▶ STORED DATA
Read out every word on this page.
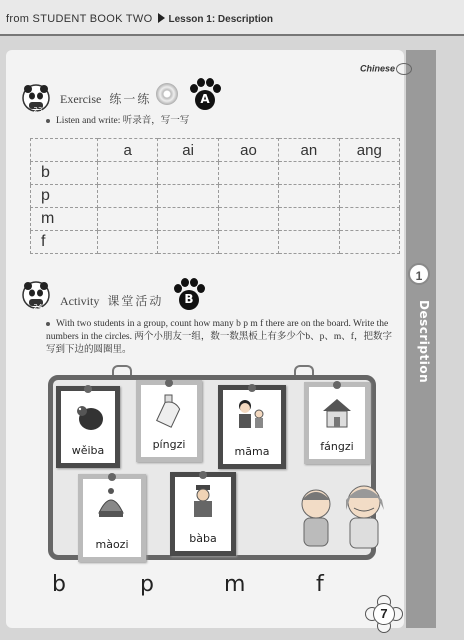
from STUDENT BOOK TWO Lesson 1: Description
1
Description
Chinese
23
Exercise 练一练	A
Listen and write: 听录音，写一写
	a	ai	ao	an	ang
b					
p					
m					
f					
24 Activity 课堂活动	B
With two students in a group, count how many b p m f there are on the board. Write the numbers in the circles. 两个小朋友一组，数一数黑板上有多少个b、p、m、f，把数字写到下边的圆圈里。
wěiba	píngzi
māma	fángzi
màozi	bàba
b	p	m	f
7
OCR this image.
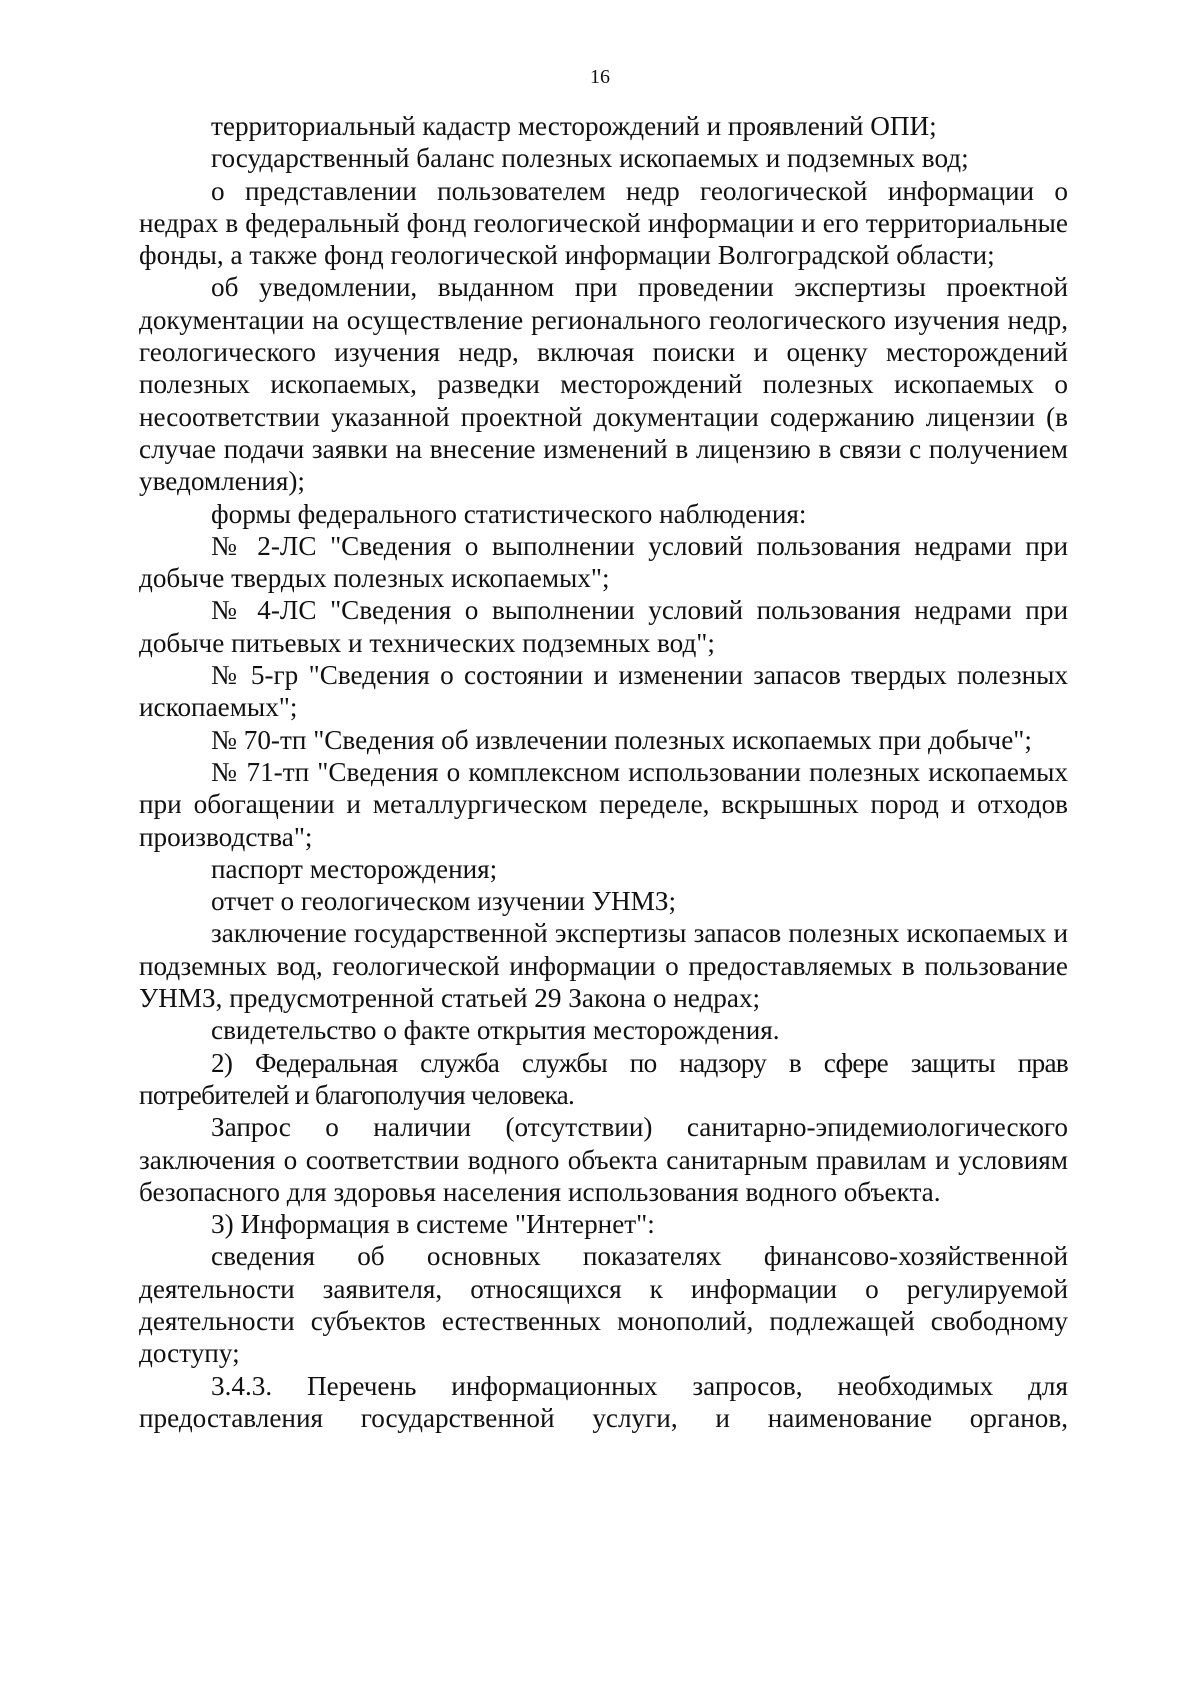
16

территориальный кадастр месторождений и проявлений ОПИ;

государственный баланс полезных ископаемых и подземных вод;

о представлении пользователем недр геологической информации о недрах в федеральный фонд геологической информации и его территориальные фонды, а также фонд геологической информации Волгоградской области;

об уведомлении, выданном при проведении экспертизы проектной документации на осуществление регионального геологического изучения недр, геологического изучения недр, включая поиски и оценку месторождений полезных ископаемых, разведки месторождений полезных ископаемых о несоответствии указанной проектной документации содержанию лицензии (в случае подачи заявки на внесение изменений в лицензию в связи с получением уведомления);

формы федерального статистического наблюдения:

№ 2-ЛС "Сведения о выполнении условий пользования недрами при добыче твердых полезных ископаемых";

№ 4-ЛС "Сведения о выполнении условий пользования недрами при добыче питьевых и технических подземных вод";

№ 5-гр "Сведения о состоянии и изменении запасов твердых полезных ископаемых";

№ 70-тп "Сведения об извлечении полезных ископаемых при добыче";

№ 71-тп "Сведения о комплексном использовании полезных ископаемых при обогащении и металлургическом переделе, вскрышных пород и отходов производства";

паспорт месторождения;

отчет о геологическом изучении УНМЗ;

заключение государственной экспертизы запасов полезных ископаемых и подземных вод, геологической информации о предоставляемых в пользование УНМЗ, предусмотренной статьей 29 Закона о недрах;

свидетельство о факте открытия месторождения.

2) Федеральная служба службы по надзору в сфере защиты прав потребителей и благополучия человека.

Запрос о наличии (отсутствии) санитарно-эпидемиологического заключения о соответствии водного объекта санитарным правилам и условиям безопасного для здоровья населения использования водного объекта.

3) Информация в системе "Интернет":

сведения об основных показателях финансово-хозяйственной деятельности заявителя, относящихся к информации о регулируемой деятельности субъектов естественных монополий, подлежащей свободному доступу;

3.4.3. Перечень информационных запросов, необходимых для предоставления государственной услуги, и наименование органов,
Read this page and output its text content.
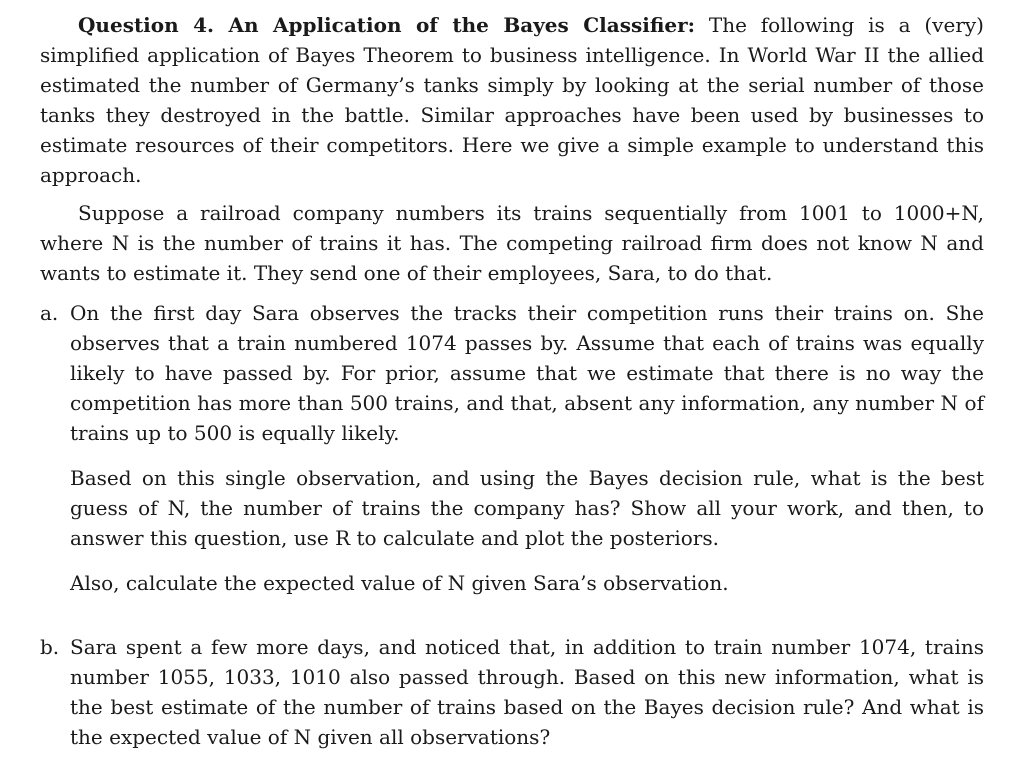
Question 4. An Application of the Bayes Classifier: The following is a (very) simplified application of Bayes Theorem to business intelligence. In World War II the allied estimated the number of Germany’s tanks simply by looking at the serial number of those tanks they destroyed in the battle. Similar approaches have been used by businesses to estimate resources of their competitors. Here we give a simple example to understand this approach.

Suppose a railroad company numbers its trains sequentially from 1001 to 1000+N, where N is the number of trains it has. The competing railroad firm does not know N and wants to estimate it. They send one of their employees, Sara, to do that.

a. On the first day Sara observes the tracks their competition runs their trains on. She observes that a train numbered 1074 passes by. Assume that each of trains was equally likely to have passed by. For prior, assume that we estimate that there is no way the competition has more than 500 trains, and that, absent any information, any number N of trains up to 500 is equally likely.

Based on this single observation, and using the Bayes decision rule, what is the best guess of N, the number of trains the company has? Show all your work, and then, to answer this question, use R to calculate and plot the posteriors.

Also, calculate the expected value of N given Sara’s observation.

b. Sara spent a few more days, and noticed that, in addition to train number 1074, trains number 1055, 1033, 1010 also passed through. Based on this new information, what is the best estimate of the number of trains based on the Bayes decision rule? And what is the expected value of N given all observations?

▶ EXERCISE AIM
Without the pictures, return the entries exactly as they appear.

▶ SOLUTION FOR THIS TASK
Read out every word on this page.
from STUDENT BOOK TWO Lesson 1: Description
1
Description
Chinese
23
Exercise 练一练	A
Listen and write: 听录音，写一写
	a	ai	ao	an	ang
b					
p					
m					
f					
24 Activity 课堂活动	B
With two students in a group, count how many b p m f there are on the board. Write the numbers in the circles. 两个小朋友一组，数一数黑板上有多少个b、p、m、f，把数字写到下边的圆圈里。
wěiba	píngzi
māma	fángzi
màozi	bàba
b	p	m	f
7
OCR this image.
16

территориальный кадастр месторождений и проявлений ОПИ;

государственный баланс полезных ископаемых и подземных вод;

о представлении пользователем недр геологической информации о недрах в федеральный фонд геологической информации и его территориальные фонды, а также фонд геологической информации Волгоградской области;

об уведомлении, выданном при проведении экспертизы проектной документации на осуществление регионального геологического изучения недр, геологического изучения недр, включая поиски и оценку месторождений полезных ископаемых, разведки месторождений полезных ископаемых о несоответствии указанной проектной документации содержанию лицензии (в случае подачи заявки на внесение изменений в лицензию в связи с получением уведомления);

формы федерального статистического наблюдения:

№ 2-ЛС "Сведения о выполнении условий пользования недрами при добыче твердых полезных ископаемых";

№ 4-ЛС "Сведения о выполнении условий пользования недрами при добыче питьевых и технических подземных вод";

№ 5-гр "Сведения о состоянии и изменении запасов твердых полезных ископаемых";

№ 70-тп "Сведения об извлечении полезных ископаемых при добыче";

№ 71-тп "Сведения о комплексном использовании полезных ископаемых при обогащении и металлургическом переделе, вскрышных пород и отходов производства";

паспорт месторождения;

отчет о геологическом изучении УНМЗ;

заключение государственной экспертизы запасов полезных ископаемых и подземных вод, геологической информации о предоставляемых в пользование УНМЗ, предусмотренной статьей 29 Закона о недрах;

свидетельство о факте открытия месторождения.

2) Федеральная служба службы по надзору в сфере защиты прав потребителей и благополучия человека.

Запрос о наличии (отсутствии) санитарно-эпидемиологического заключения о соответствии водного объекта санитарным правилам и условиям безопасного для здоровья населения использования водного объекта.

3) Информация в системе "Интернет":

сведения об основных показателях финансово-хозяйственной деятельности заявителя, относящихся к информации о регулируемой деятельности субъектов естественных монополий, подлежащей свободному доступу;

3.4.3. Перечень информационных запросов, необходимых для предоставления государственной услуги, и наименование органов,
Read this page and output its text content.
Question 4. An Application of the Bayes Classifier: The following is a (very) simplified application of Bayes Theorem to business intelligence. In World War II the allied estimated the number of Germany’s tanks simply by looking at the serial number of those tanks they destroyed in the battle. Similar approaches have been used by businesses to estimate resources of their competitors. Here we give a simple example to understand this approach.

Suppose a railroad company numbers its trains sequentially from 1001 to 1000+N, where N is the number of trains it has. The competing railroad firm does not know N and wants to estimate it. They send one of their employees, Sara, to do that.

a. On the first day Sara observes the tracks their competition runs their trains on. She observes that a train numbered 1074 passes by. Assume that each of trains was equally likely to have passed by. For prior, assume that we estimate that there is no way the competition has more than 500 trains, and that, absent any information, any number N of trains up to 500 is equally likely.

Based on this single observation, and using the Bayes decision rule, what is the best guess of N, the number of trains the company has? Show all your work, and then, to answer this question, use R to calculate and plot the posteriors.

Also, calculate the expected value of N given Sara’s observation.

b. Sara spent a few more days, and noticed that, in addition to train number 1074, trains number 1055, 1033, 1010 also passed through. Based on this new information, what is the best estimate of the number of trains based on the Bayes decision rule? And what is the expected value of N given all observations?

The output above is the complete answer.